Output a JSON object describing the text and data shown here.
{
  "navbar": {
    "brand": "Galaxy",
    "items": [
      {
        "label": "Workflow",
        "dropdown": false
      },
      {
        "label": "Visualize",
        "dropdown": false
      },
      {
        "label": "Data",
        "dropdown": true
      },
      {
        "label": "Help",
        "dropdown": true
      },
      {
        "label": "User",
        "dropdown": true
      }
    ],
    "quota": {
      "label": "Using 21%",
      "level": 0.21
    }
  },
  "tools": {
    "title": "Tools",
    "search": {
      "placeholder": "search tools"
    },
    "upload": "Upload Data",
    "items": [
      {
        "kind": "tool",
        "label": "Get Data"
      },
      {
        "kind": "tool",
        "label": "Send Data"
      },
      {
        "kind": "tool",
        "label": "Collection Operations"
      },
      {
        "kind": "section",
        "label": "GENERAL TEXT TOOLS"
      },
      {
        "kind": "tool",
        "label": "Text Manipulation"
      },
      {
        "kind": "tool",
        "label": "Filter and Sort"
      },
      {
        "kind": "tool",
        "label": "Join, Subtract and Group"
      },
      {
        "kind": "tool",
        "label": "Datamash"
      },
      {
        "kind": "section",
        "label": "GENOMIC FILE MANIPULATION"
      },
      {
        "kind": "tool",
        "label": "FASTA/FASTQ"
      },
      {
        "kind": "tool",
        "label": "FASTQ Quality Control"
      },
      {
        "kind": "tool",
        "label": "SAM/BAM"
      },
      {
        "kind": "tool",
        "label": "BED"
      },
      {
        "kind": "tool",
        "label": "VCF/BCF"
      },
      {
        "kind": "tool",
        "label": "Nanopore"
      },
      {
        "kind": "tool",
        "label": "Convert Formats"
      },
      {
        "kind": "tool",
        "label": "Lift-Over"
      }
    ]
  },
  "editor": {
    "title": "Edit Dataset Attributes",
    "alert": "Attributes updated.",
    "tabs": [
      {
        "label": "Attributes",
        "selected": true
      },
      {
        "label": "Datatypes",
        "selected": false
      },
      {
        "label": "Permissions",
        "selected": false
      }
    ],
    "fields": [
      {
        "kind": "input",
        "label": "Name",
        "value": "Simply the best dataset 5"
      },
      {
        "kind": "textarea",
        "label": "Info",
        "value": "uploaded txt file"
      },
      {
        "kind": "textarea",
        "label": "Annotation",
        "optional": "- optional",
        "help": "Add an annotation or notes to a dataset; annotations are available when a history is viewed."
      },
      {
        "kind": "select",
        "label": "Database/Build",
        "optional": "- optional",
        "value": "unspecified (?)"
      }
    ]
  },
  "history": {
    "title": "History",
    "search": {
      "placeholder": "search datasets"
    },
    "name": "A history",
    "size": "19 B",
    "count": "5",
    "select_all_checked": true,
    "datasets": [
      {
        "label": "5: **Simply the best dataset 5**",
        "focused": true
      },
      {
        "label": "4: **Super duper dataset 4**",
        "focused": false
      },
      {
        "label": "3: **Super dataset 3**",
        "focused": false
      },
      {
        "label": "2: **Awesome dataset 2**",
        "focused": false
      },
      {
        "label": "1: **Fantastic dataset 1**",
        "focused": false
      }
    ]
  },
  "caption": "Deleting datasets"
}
====
> [Problem requirements]
Repeat the entries. Keep each one exactly as written.

> [Task response]
Output a JSON object describing the text and data shown here.
{
  "navbar": {
    "brand": "Galaxy",
    "items": [
      {
        "label": "Workflow",
        "dropdown": false
      },
      {
        "label": "Visualize",
        "dropdown": false
      },
      {
        "label": "Data",
        "dropdown": true
      },
      {
        "label": "Help",
        "dropdown": true
      },
      {
        "label": "User",
        "dropdown": true
      }
    ],
    "quota": {
      "label": "Using 21%",
      "level": 0.21
    }
  },
  "tools": {
    "title": "Tools",
    "search": {
      "placeholder": "search tools"
    },
    "upload": "Upload Data",
    "items": [
      {
        "kind": "tool",
        "label": "Get Data"
      },
      {
        "kind": "tool",
        "label": "Send Data"
      },
      {
        "kind": "tool",
        "label": "Collection Operations"
      },
      {
        "kind": "section",
        "label": "GENERAL TEXT TOOLS"
      },
      {
        "kind": "tool",
        "label": "Text Manipulation"
      },
      {
        "kind": "tool",
        "label": "Filter and Sort"
      },
      {
        "kind": "tool",
        "label": "Join, Subtract and Group"
      },
      {
        "kind": "tool",
        "label": "Datamash"
      },
      {
        "kind": "section",
        "label": "GENOMIC FILE MANIPULATION"
      },
      {
        "kind": "tool",
        "label": "FASTA/FASTQ"
      },
      {
        "kind": "tool",
        "label": "FASTQ Quality Control"
      },
      {
        "kind": "tool",
        "label": "SAM/BAM"
      },
      {
        "kind": "tool",
        "label": "BED"
      },
      {
        "kind": "tool",
        "label": "VCF/BCF"
      },
      {
        "kind": "tool",
        "label": "Nanopore"
      },
      {
        "kind": "tool",
        "label": "Convert Formats"
      },
      {
        "kind": "tool",
        "label": "Lift-Over"
      }
    ]
  },
  "editor": {
    "title": "Edit Dataset Attributes",
    "alert": "Attributes updated.",
    "tabs": [
      {
        "label": "Attributes",
        "selected": true
      },
      {
        "label": "Datatypes",
        "selected": false
      },
      {
        "label": "Permissions",
        "selected": false
      }
    ],
    "fields": [
      {
        "kind": "input",
        "label": "Name",
        "value": "Simply the best dataset 5"
      },
      {
        "kind": "textarea",
        "label": "Info",
        "value": "uploaded txt file"
      },
      {
        "kind": "textarea",
        "label": "Annotation",
        "optional": "- optional",
        "help": "Add an annotation or notes to a dataset; annotations are available when a history is viewed."
      },
      {
        "kind": "select",
        "label": "Database/Build",
        "optional": "- optional",
        "value": "unspecified (?)"
      }
    ]
  },
  "history": {
    "title": "History",
    "search": {
      "placeholder": "search datasets"
    },
    "name": "A history",
    "size": "19 B",
    "count": "5",
    "select_all_checked": true,
    "datasets": [
      {
        "label": "5: **Simply the best dataset 5**",
        "focused": true
      },
      {
        "label": "4: **Super duper dataset 4**",
        "focused": false
      },
      {
        "label": "3: **Super dataset 3**",
        "focused": false
      },
      {
        "label": "2: **Awesome dataset 2**",
        "focused": false
      },
      {
        "label": "1: **Fantastic dataset 1**",
        "focused": false
      }
    ]
  },
  "caption": "Deleting datasets"
}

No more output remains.